* _Reading passage_:
=== Begin Enclosure ===

Re: 1919 RCW scenario

Posted: Wed Nov 22, 2023 8:43 am
by BiteNibbleChomp
Beriand wrote: Tue Nov 21, 2023 10:51 pm I understand there is a need to adhere to history in some ways, but eh, maybe UK left because Whites in the Urals etc. were smashed? :P I think there could be some differences between them, anyway. Like, Northern guys could lose NM almost as it is now, because what are they gonna do, hold and live in Murmansk? But if Eastern Whites hold Urals and whole Siberia, they could feel slightly better and get slightly more support from the Western Powers (&Japan). While Southern guys, holding territories with like 10 million people hostile to Reds, could try fighting even bit longer? That is, if purpose of the campaign is to be reasonably fun to play, not recreate history 1:1. Magic script erasing Whites is, as stated mildly below, 'anticlimactic' 8-) I still think that if need, it could be less artificial morale loss/desertion, but also less MPPs gained, so the loss (if happens) feels 'right'/natural.
The British quit mostly because the intervention was unpopular at home - they stuck around a good year after Kolchak was taken out of the picture.

My other big consideration here is that marching all the way to places like Murmansk is quite tedious just because of the sheer distance, the FS collapse solves that problem quite nicely.
Beriand wrote: Tue Nov 21, 2023 10:51 pm Also maybe more towns for better supply on the offensive (defender probably have good supply anyway)? TBH could be also less mountain hexes, more hills, I don't think it is so Alps/Caprathian like on a very wide area, but unsure.
I did add more towns. There's just not a lot of them in that part of the world. Who knew that the edge of Siberia wasn't a very popular place to live? :lol:

Whatever the solutions are here, and I've got quite a few ideas on how to go about this, they won't be a quick fix. But I'll be taking a good hard look at all of this :D

- BNC

Re: 1919 RCW scenario

Posted: Wed Nov 22, 2023 9:34 pm
by gamer78
French&Greek force in Odesa quit after approaching Bolshevik force. Greeks were promised about western anatolia as they send expeditionary force. Horses were valuable as advertised by Bolsheviks. Village areas don't need partisans as they change sides very quickly and increase hatred (for both sides increasing size of Green army). And Whites needs at least two factions as playable as their common goal is not one.

=== End Enclosure ===

* _Action item_:
Extract the stretch of the forum discussion from "Beriand wrote: Tue Nov 21, 2023 10:51 pm Also" through "area, but unsure.", copying it word for word.

Document layout analysis data

=== Begin Enclosure ===

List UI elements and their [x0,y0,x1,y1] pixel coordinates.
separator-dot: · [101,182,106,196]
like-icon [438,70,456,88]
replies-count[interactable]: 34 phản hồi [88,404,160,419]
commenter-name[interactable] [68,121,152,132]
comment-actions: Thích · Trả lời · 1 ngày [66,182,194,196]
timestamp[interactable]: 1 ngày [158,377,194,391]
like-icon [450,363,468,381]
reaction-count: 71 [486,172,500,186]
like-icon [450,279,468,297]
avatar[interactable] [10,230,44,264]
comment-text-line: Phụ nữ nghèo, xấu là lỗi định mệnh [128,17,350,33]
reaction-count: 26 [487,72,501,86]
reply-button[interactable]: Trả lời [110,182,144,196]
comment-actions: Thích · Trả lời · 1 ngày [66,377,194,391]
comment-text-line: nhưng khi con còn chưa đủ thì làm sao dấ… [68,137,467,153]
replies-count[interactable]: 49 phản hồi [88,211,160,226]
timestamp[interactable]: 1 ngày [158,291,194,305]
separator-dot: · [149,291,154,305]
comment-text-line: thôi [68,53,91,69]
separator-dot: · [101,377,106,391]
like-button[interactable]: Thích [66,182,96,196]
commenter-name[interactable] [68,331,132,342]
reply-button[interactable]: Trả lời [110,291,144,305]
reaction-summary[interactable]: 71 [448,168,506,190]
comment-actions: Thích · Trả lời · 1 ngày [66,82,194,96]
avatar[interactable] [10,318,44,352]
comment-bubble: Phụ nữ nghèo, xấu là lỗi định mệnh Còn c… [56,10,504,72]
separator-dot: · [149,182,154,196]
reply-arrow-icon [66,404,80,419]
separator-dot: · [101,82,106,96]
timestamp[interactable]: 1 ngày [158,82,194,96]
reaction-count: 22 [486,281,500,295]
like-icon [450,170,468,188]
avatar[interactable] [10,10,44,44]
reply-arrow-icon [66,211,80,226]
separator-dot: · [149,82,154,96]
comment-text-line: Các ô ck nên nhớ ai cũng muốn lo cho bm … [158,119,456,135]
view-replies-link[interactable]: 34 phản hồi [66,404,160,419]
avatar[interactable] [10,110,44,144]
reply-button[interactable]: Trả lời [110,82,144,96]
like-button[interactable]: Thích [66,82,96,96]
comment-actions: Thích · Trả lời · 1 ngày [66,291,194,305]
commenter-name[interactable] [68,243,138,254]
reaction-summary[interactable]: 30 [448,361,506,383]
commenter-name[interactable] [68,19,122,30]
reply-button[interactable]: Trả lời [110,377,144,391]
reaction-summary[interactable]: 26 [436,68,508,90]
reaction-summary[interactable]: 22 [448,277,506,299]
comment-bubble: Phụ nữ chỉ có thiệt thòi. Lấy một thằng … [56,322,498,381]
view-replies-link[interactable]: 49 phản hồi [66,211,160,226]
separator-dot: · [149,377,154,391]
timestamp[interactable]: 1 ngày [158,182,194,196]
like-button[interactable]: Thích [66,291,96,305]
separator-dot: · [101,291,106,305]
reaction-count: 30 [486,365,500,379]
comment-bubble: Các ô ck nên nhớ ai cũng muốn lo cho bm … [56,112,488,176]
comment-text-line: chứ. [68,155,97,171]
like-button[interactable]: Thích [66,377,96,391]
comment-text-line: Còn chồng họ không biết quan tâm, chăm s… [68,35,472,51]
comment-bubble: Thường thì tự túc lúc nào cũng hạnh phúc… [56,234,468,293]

=== End Enclosure ===

* _Written answer_:
Beriand wrote: Tue Nov 21, 2023 10:51 pm Also maybe more towns for better supply on the offensive (defender probably have good supply anyway)? TBH could be also less mountain hexes, more hills, I don't think it is so Alps/Caprathian like on a very wide area, but unsure.